— START —

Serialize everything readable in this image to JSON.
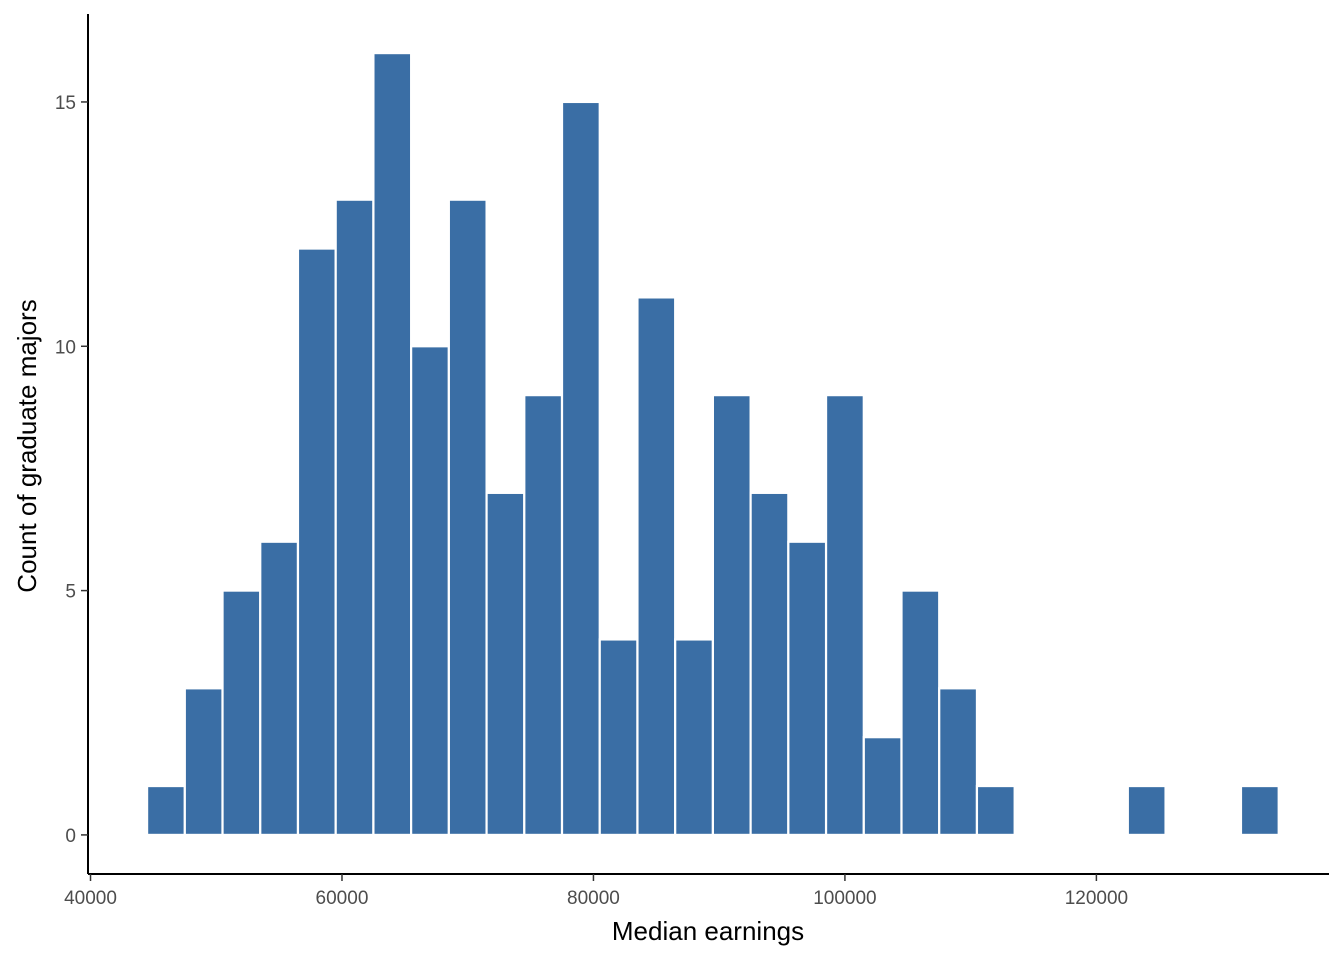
{
  "chart_data": {
    "type": "histogram",
    "title": "",
    "xlabel": "Median earnings",
    "ylabel": "Count of graduate majors",
    "bin_width": 3000,
    "bin_start": 44500,
    "xlim": [
      39800,
      138500
    ],
    "ylim": [
      -0.8,
      16.8
    ],
    "x_ticks": [
      40000,
      60000,
      80000,
      100000,
      120000
    ],
    "y_ticks": [
      0,
      5,
      10,
      15
    ],
    "bins": [
      {
        "x_start": 44500,
        "x_end": 47500,
        "count": 1
      },
      {
        "x_start": 47500,
        "x_end": 50500,
        "count": 3
      },
      {
        "x_start": 50500,
        "x_end": 53500,
        "count": 5
      },
      {
        "x_start": 53500,
        "x_end": 56500,
        "count": 6
      },
      {
        "x_start": 56500,
        "x_end": 59500,
        "count": 12
      },
      {
        "x_start": 59500,
        "x_end": 62500,
        "count": 13
      },
      {
        "x_start": 62500,
        "x_end": 65500,
        "count": 16
      },
      {
        "x_start": 65500,
        "x_end": 68500,
        "count": 10
      },
      {
        "x_start": 68500,
        "x_end": 71500,
        "count": 13
      },
      {
        "x_start": 71500,
        "x_end": 74500,
        "count": 7
      },
      {
        "x_start": 74500,
        "x_end": 77500,
        "count": 9
      },
      {
        "x_start": 77500,
        "x_end": 80500,
        "count": 15
      },
      {
        "x_start": 80500,
        "x_end": 83500,
        "count": 4
      },
      {
        "x_start": 83500,
        "x_end": 86500,
        "count": 11
      },
      {
        "x_start": 86500,
        "x_end": 89500,
        "count": 4
      },
      {
        "x_start": 89500,
        "x_end": 92500,
        "count": 9
      },
      {
        "x_start": 92500,
        "x_end": 95500,
        "count": 7
      },
      {
        "x_start": 95500,
        "x_end": 98500,
        "count": 6
      },
      {
        "x_start": 98500,
        "x_end": 101500,
        "count": 9
      },
      {
        "x_start": 101500,
        "x_end": 104500,
        "count": 2
      },
      {
        "x_start": 104500,
        "x_end": 107500,
        "count": 5
      },
      {
        "x_start": 107500,
        "x_end": 110500,
        "count": 3
      },
      {
        "x_start": 110500,
        "x_end": 113500,
        "count": 1
      },
      {
        "x_start": 113500,
        "x_end": 116500,
        "count": 0
      },
      {
        "x_start": 116500,
        "x_end": 119500,
        "count": 0
      },
      {
        "x_start": 119500,
        "x_end": 122500,
        "count": 0
      },
      {
        "x_start": 122500,
        "x_end": 125500,
        "count": 1
      },
      {
        "x_start": 125500,
        "x_end": 128500,
        "count": 0
      },
      {
        "x_start": 128500,
        "x_end": 131500,
        "count": 0
      },
      {
        "x_start": 131500,
        "x_end": 134500,
        "count": 1
      }
    ],
    "grid": false,
    "legend": "none",
    "colors": {
      "bar_fill": "#3A6EA5",
      "bar_stroke": "#ffffff",
      "axis": "#000000",
      "tick_label": "#4D4D4D",
      "axis_title": "#000000"
    }
  }
}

— END —

### Exercise:
Every record above must be given again exactly; drop the pictures.

### Response below:
Serialize everything readable in this image to JSON.
{
  "chart_data": {
    "type": "histogram",
    "title": "",
    "xlabel": "Median earnings",
    "ylabel": "Count of graduate majors",
    "bin_width": 3000,
    "bin_start": 44500,
    "xlim": [
      39800,
      138500
    ],
    "ylim": [
      -0.8,
      16.8
    ],
    "x_ticks": [
      40000,
      60000,
      80000,
      100000,
      120000
    ],
    "y_ticks": [
      0,
      5,
      10,
      15
    ],
    "bins": [
      {
        "x_start": 44500,
        "x_end": 47500,
        "count": 1
      },
      {
        "x_start": 47500,
        "x_end": 50500,
        "count": 3
      },
      {
        "x_start": 50500,
        "x_end": 53500,
        "count": 5
      },
      {
        "x_start": 53500,
        "x_end": 56500,
        "count": 6
      },
      {
        "x_start": 56500,
        "x_end": 59500,
        "count": 12
      },
      {
        "x_start": 59500,
        "x_end": 62500,
        "count": 13
      },
      {
        "x_start": 62500,
        "x_end": 65500,
        "count": 16
      },
      {
        "x_start": 65500,
        "x_end": 68500,
        "count": 10
      },
      {
        "x_start": 68500,
        "x_end": 71500,
        "count": 13
      },
      {
        "x_start": 71500,
        "x_end": 74500,
        "count": 7
      },
      {
        "x_start": 74500,
        "x_end": 77500,
        "count": 9
      },
      {
        "x_start": 77500,
        "x_end": 80500,
        "count": 15
      },
      {
        "x_start": 80500,
        "x_end": 83500,
        "count": 4
      },
      {
        "x_start": 83500,
        "x_end": 86500,
        "count": 11
      },
      {
        "x_start": 86500,
        "x_end": 89500,
        "count": 4
      },
      {
        "x_start": 89500,
        "x_end": 92500,
        "count": 9
      },
      {
        "x_start": 92500,
        "x_end": 95500,
        "count": 7
      },
      {
        "x_start": 95500,
        "x_end": 98500,
        "count": 6
      },
      {
        "x_start": 98500,
        "x_end": 101500,
        "count": 9
      },
      {
        "x_start": 101500,
        "x_end": 104500,
        "count": 2
      },
      {
        "x_start": 104500,
        "x_end": 107500,
        "count": 5
      },
      {
        "x_start": 107500,
        "x_end": 110500,
        "count": 3
      },
      {
        "x_start": 110500,
        "x_end": 113500,
        "count": 1
      },
      {
        "x_start": 113500,
        "x_end": 116500,
        "count": 0
      },
      {
        "x_start": 116500,
        "x_end": 119500,
        "count": 0
      },
      {
        "x_start": 119500,
        "x_end": 122500,
        "count": 0
      },
      {
        "x_start": 122500,
        "x_end": 125500,
        "count": 1
      },
      {
        "x_start": 125500,
        "x_end": 128500,
        "count": 0
      },
      {
        "x_start": 128500,
        "x_end": 131500,
        "count": 0
      },
      {
        "x_start": 131500,
        "x_end": 134500,
        "count": 1
      }
    ],
    "grid": false,
    "legend": "none",
    "colors": {
      "bar_fill": "#3A6EA5",
      "bar_stroke": "#ffffff",
      "axis": "#000000",
      "tick_label": "#4D4D4D",
      "axis_title": "#000000"
    }
  }
}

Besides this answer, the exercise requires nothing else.